#### [Materials provided]

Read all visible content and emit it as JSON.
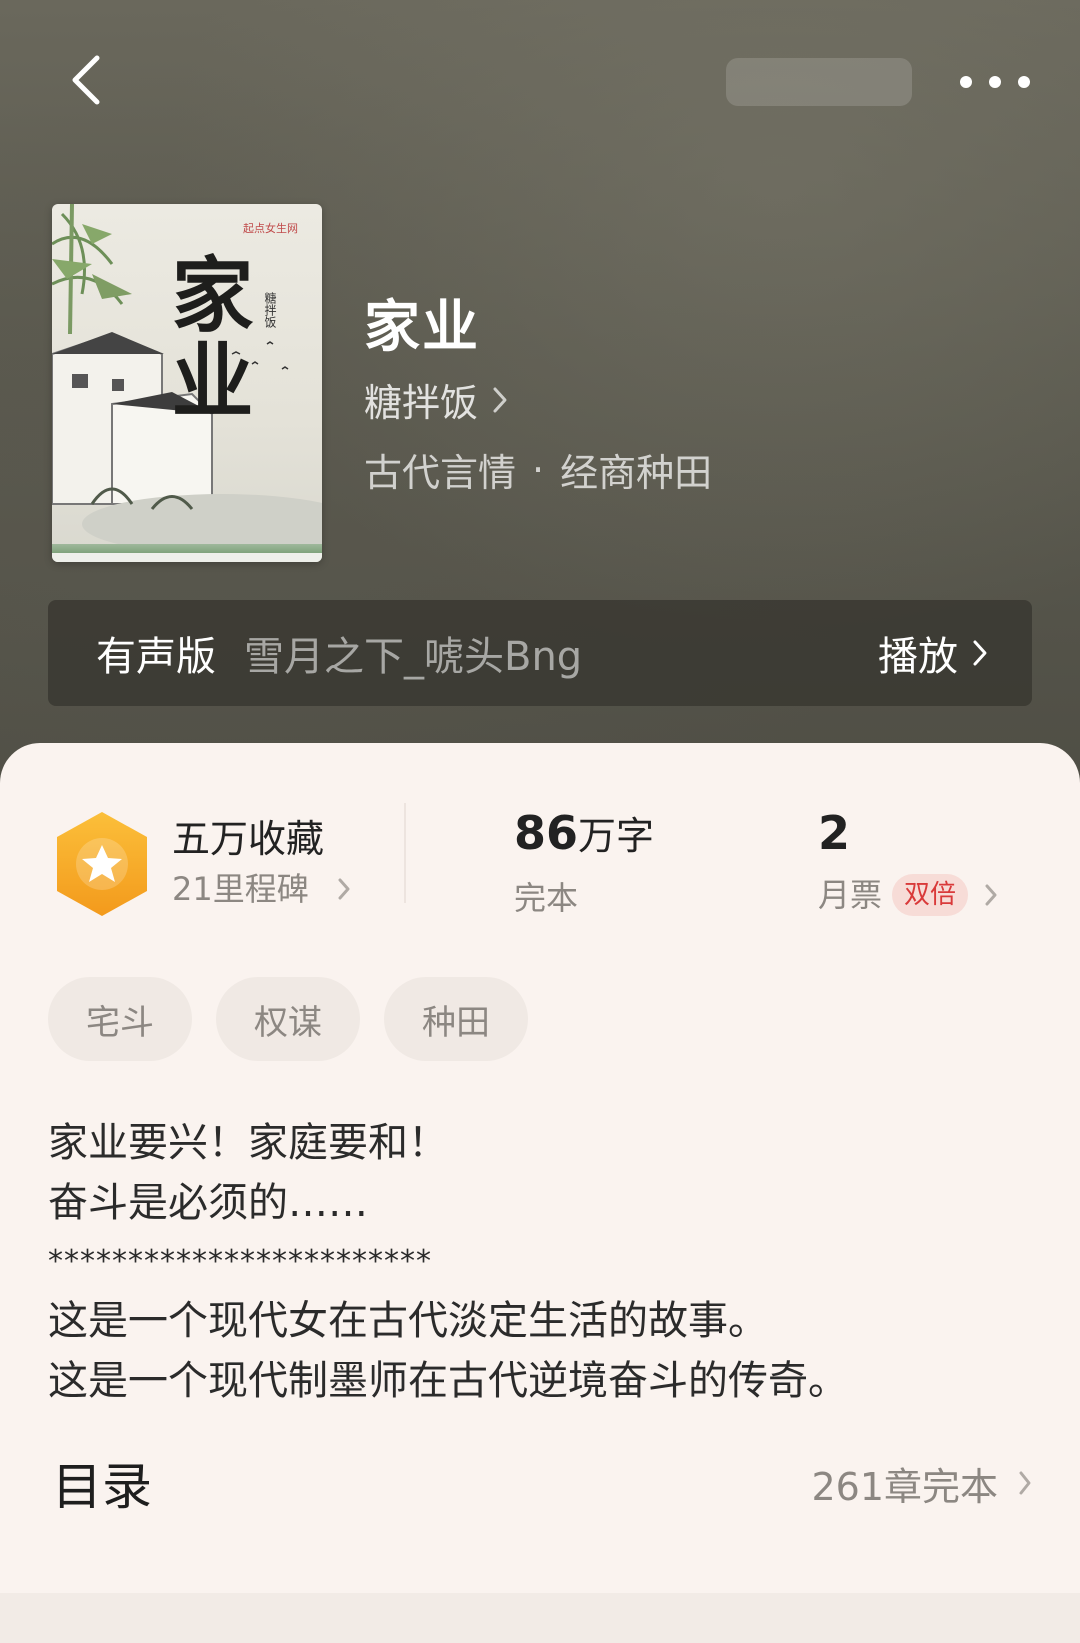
{
  "header": {
    "back_icon": "back-arrow-icon",
    "more_icon": "more-dots-icon"
  },
  "book": {
    "title": "家业",
    "author": "糖拌饭",
    "category": "古代言情",
    "category_separator": "·",
    "subcategory": "经商种田",
    "cover": {
      "title": "家业",
      "publisher": "起点女生网",
      "author": "糖拌饭"
    }
  },
  "audio": {
    "label": "有声版",
    "narrator": "雪月之下_唬头Bng",
    "play_label": "播放"
  },
  "stats": {
    "favorites": "五万收藏",
    "milestone": "21里程碑",
    "word_count_number": "86",
    "word_count_unit": "万字",
    "completion_status": "完本",
    "monthly_tickets": "2",
    "monthly_tickets_label": "月票",
    "double_badge": "双倍"
  },
  "tags": [
    "宅斗",
    "权谋",
    "种田"
  ],
  "intro": {
    "line1": "家业要兴！家庭要和！",
    "line2": "奋斗是必须的……",
    "stars": "************************",
    "line3": "这是一个现代女在古代淡定生活的故事。",
    "line4": "这是一个现代制墨师在古代逆境奋斗的传奇。"
  },
  "toc": {
    "title": "目录",
    "chapter_info": "261章完本"
  },
  "colors": {
    "accent_red": "#d93a3a",
    "badge_orange": "#f5a623",
    "card_background": "#faf3ef"
  }
}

#### [Goal of the exercise]
Transcribe all the lines above exactly, apart from the pictures.

#### [Reply]
Read all visible content and emit it as JSON.
{
  "header": {
    "back_icon": "back-arrow-icon",
    "more_icon": "more-dots-icon"
  },
  "book": {
    "title": "家业",
    "author": "糖拌饭",
    "category": "古代言情",
    "category_separator": "·",
    "subcategory": "经商种田",
    "cover": {
      "title": "家业",
      "publisher": "起点女生网",
      "author": "糖拌饭"
    }
  },
  "audio": {
    "label": "有声版",
    "narrator": "雪月之下_唬头Bng",
    "play_label": "播放"
  },
  "stats": {
    "favorites": "五万收藏",
    "milestone": "21里程碑",
    "word_count_number": "86",
    "word_count_unit": "万字",
    "completion_status": "完本",
    "monthly_tickets": "2",
    "monthly_tickets_label": "月票",
    "double_badge": "双倍"
  },
  "tags": [
    "宅斗",
    "权谋",
    "种田"
  ],
  "intro": {
    "line1": "家业要兴！家庭要和！",
    "line2": "奋斗是必须的……",
    "stars": "************************",
    "line3": "这是一个现代女在古代淡定生活的故事。",
    "line4": "这是一个现代制墨师在古代逆境奋斗的传奇。"
  },
  "toc": {
    "title": "目录",
    "chapter_info": "261章完本"
  },
  "colors": {
    "accent_red": "#d93a3a",
    "badge_orange": "#f5a623",
    "card_background": "#faf3ef"
  }
}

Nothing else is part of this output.